Retype the material in full, keeping every word the same.

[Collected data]
— Begin —

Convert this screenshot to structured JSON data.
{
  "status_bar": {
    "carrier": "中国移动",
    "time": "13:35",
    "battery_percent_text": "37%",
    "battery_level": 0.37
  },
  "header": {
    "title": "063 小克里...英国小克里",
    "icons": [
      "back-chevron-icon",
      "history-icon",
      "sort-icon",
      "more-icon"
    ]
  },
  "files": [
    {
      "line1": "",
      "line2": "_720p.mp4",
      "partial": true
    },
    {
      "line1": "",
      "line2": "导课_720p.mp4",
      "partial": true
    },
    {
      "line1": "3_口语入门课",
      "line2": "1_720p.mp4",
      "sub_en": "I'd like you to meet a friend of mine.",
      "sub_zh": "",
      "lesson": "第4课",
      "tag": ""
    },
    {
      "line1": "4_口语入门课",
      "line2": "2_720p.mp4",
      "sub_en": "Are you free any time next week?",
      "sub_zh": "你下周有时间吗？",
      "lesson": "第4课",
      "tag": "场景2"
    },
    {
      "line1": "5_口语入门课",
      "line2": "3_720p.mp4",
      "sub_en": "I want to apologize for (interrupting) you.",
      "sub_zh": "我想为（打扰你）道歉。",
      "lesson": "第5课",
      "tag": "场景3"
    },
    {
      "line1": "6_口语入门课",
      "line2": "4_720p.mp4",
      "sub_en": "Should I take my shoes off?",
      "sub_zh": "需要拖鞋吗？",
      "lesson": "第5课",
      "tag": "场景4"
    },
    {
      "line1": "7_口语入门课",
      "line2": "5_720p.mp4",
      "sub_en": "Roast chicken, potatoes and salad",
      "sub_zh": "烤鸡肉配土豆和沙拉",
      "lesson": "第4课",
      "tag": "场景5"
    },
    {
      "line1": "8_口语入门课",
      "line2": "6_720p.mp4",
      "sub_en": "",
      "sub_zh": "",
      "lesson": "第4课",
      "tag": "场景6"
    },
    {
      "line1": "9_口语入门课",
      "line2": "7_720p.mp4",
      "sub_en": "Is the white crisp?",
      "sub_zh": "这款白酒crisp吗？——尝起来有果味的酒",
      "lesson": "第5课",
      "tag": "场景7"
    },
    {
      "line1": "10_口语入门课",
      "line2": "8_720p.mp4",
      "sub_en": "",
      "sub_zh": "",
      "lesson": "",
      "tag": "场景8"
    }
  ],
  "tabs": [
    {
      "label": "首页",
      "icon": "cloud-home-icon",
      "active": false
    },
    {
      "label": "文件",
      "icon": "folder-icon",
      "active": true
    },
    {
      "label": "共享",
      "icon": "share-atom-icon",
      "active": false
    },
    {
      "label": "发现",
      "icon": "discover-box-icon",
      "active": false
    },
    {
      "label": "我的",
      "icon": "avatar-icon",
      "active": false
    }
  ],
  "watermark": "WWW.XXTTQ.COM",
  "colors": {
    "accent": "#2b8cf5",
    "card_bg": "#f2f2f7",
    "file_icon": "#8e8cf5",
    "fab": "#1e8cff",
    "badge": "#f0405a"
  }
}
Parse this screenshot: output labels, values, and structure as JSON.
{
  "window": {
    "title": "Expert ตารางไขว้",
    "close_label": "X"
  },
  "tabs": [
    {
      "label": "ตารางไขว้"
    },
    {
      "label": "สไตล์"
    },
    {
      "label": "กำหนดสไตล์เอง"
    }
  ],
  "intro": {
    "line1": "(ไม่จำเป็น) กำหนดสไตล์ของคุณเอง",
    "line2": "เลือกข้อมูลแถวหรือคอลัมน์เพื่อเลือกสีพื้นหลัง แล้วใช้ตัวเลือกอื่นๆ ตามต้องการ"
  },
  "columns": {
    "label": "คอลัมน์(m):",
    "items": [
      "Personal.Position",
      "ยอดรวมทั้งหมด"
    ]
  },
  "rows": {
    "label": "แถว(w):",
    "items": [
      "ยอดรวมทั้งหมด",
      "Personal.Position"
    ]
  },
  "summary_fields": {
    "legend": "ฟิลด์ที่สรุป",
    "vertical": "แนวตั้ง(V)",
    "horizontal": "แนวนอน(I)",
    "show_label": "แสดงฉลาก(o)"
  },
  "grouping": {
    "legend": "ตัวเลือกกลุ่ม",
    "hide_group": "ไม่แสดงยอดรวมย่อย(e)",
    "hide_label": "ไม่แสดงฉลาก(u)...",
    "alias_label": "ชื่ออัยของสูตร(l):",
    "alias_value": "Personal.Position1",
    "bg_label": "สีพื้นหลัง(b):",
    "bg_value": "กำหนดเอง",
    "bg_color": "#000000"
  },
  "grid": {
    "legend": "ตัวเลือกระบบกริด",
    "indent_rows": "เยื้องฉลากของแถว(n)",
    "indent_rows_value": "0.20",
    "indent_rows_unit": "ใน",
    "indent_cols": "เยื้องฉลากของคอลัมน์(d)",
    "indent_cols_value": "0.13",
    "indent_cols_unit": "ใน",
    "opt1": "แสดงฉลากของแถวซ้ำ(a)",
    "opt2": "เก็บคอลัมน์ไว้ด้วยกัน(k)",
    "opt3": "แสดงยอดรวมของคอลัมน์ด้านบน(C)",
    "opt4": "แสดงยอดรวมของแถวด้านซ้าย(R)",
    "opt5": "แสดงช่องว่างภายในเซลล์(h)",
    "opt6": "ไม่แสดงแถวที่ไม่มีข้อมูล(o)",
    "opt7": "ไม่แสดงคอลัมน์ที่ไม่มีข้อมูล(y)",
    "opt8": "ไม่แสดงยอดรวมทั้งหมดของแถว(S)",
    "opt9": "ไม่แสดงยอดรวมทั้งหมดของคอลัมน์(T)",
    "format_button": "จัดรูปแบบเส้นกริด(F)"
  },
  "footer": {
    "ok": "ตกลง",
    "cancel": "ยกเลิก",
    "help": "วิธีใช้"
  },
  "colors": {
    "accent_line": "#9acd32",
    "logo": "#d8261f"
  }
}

— End —

§ **Answer in full**:
Convert this screenshot to structured JSON data.
{
  "status_bar": {
    "carrier": "中国移动",
    "time": "13:35",
    "battery_percent_text": "37%",
    "battery_level": 0.37
  },
  "header": {
    "title": "063 小克里...英国小克里",
    "icons": [
      "back-chevron-icon",
      "history-icon",
      "sort-icon",
      "more-icon"
    ]
  },
  "files": [
    {
      "line1": "",
      "line2": "_720p.mp4",
      "partial": true
    },
    {
      "line1": "",
      "line2": "导课_720p.mp4",
      "partial": true
    },
    {
      "line1": "3_口语入门课",
      "line2": "1_720p.mp4",
      "sub_en": "I'd like you to meet a friend of mine.",
      "sub_zh": "",
      "lesson": "第4课",
      "tag": ""
    },
    {
      "line1": "4_口语入门课",
      "line2": "2_720p.mp4",
      "sub_en": "Are you free any time next week?",
      "sub_zh": "你下周有时间吗？",
      "lesson": "第4课",
      "tag": "场景2"
    },
    {
      "line1": "5_口语入门课",
      "line2": "3_720p.mp4",
      "sub_en": "I want to apologize for (interrupting) you.",
      "sub_zh": "我想为（打扰你）道歉。",
      "lesson": "第5课",
      "tag": "场景3"
    },
    {
      "line1": "6_口语入门课",
      "line2": "4_720p.mp4",
      "sub_en": "Should I take my shoes off?",
      "sub_zh": "需要拖鞋吗？",
      "lesson": "第5课",
      "tag": "场景4"
    },
    {
      "line1": "7_口语入门课",
      "line2": "5_720p.mp4",
      "sub_en": "Roast chicken, potatoes and salad",
      "sub_zh": "烤鸡肉配土豆和沙拉",
      "lesson": "第4课",
      "tag": "场景5"
    },
    {
      "line1": "8_口语入门课",
      "line2": "6_720p.mp4",
      "sub_en": "",
      "sub_zh": "",
      "lesson": "第4课",
      "tag": "场景6"
    },
    {
      "line1": "9_口语入门课",
      "line2": "7_720p.mp4",
      "sub_en": "Is the white crisp?",
      "sub_zh": "这款白酒crisp吗？——尝起来有果味的酒",
      "lesson": "第5课",
      "tag": "场景7"
    },
    {
      "line1": "10_口语入门课",
      "line2": "8_720p.mp4",
      "sub_en": "",
      "sub_zh": "",
      "lesson": "",
      "tag": "场景8"
    }
  ],
  "tabs": [
    {
      "label": "首页",
      "icon": "cloud-home-icon",
      "active": false
    },
    {
      "label": "文件",
      "icon": "folder-icon",
      "active": true
    },
    {
      "label": "共享",
      "icon": "share-atom-icon",
      "active": false
    },
    {
      "label": "发现",
      "icon": "discover-box-icon",
      "active": false
    },
    {
      "label": "我的",
      "icon": "avatar-icon",
      "active": false
    }
  ],
  "watermark": "WWW.XXTTQ.COM",
  "colors": {
    "accent": "#2b8cf5",
    "card_bg": "#f2f2f7",
    "file_icon": "#8e8cf5",
    "fab": "#1e8cff",
    "badge": "#f0405a"
  }
}
Parse this screenshot: output labels, values, and structure as JSON.
{
  "window": {
    "title": "Expert ตารางไขว้",
    "close_label": "X"
  },
  "tabs": [
    {
      "label": "ตารางไขว้"
    },
    {
      "label": "สไตล์"
    },
    {
      "label": "กำหนดสไตล์เอง"
    }
  ],
  "intro": {
    "line1": "(ไม่จำเป็น) กำหนดสไตล์ของคุณเอง",
    "line2": "เลือกข้อมูลแถวหรือคอลัมน์เพื่อเลือกสีพื้นหลัง แล้วใช้ตัวเลือกอื่นๆ ตามต้องการ"
  },
  "columns": {
    "label": "คอลัมน์(m):",
    "items": [
      "Personal.Position",
      "ยอดรวมทั้งหมด"
    ]
  },
  "rows": {
    "label": "แถว(w):",
    "items": [
      "ยอดรวมทั้งหมด",
      "Personal.Position"
    ]
  },
  "summary_fields": {
    "legend": "ฟิลด์ที่สรุป",
    "vertical": "แนวตั้ง(V)",
    "horizontal": "แนวนอน(I)",
    "show_label": "แสดงฉลาก(o)"
  },
  "grouping": {
    "legend": "ตัวเลือกกลุ่ม",
    "hide_group": "ไม่แสดงยอดรวมย่อย(e)",
    "hide_label": "ไม่แสดงฉลาก(u)...",
    "alias_label": "ชื่ออัยของสูตร(l):",
    "alias_value": "Personal.Position1",
    "bg_label": "สีพื้นหลัง(b):",
    "bg_value": "กำหนดเอง",
    "bg_color": "#000000"
  },
  "grid": {
    "legend": "ตัวเลือกระบบกริด",
    "indent_rows": "เยื้องฉลากของแถว(n)",
    "indent_rows_value": "0.20",
    "indent_rows_unit": "ใน",
    "indent_cols": "เยื้องฉลากของคอลัมน์(d)",
    "indent_cols_value": "0.13",
    "indent_cols_unit": "ใน",
    "opt1": "แสดงฉลากของแถวซ้ำ(a)",
    "opt2": "เก็บคอลัมน์ไว้ด้วยกัน(k)",
    "opt3": "แสดงยอดรวมของคอลัมน์ด้านบน(C)",
    "opt4": "แสดงยอดรวมของแถวด้านซ้าย(R)",
    "opt5": "แสดงช่องว่างภายในเซลล์(h)",
    "opt6": "ไม่แสดงแถวที่ไม่มีข้อมูล(o)",
    "opt7": "ไม่แสดงคอลัมน์ที่ไม่มีข้อมูล(y)",
    "opt8": "ไม่แสดงยอดรวมทั้งหมดของแถว(S)",
    "opt9": "ไม่แสดงยอดรวมทั้งหมดของคอลัมน์(T)",
    "format_button": "จัดรูปแบบเส้นกริด(F)"
  },
  "footer": {
    "ok": "ตกลง",
    "cancel": "ยกเลิก",
    "help": "วิธีใช้"
  },
  "colors": {
    "accent_line": "#9acd32",
    "logo": "#d8261f"
  }
}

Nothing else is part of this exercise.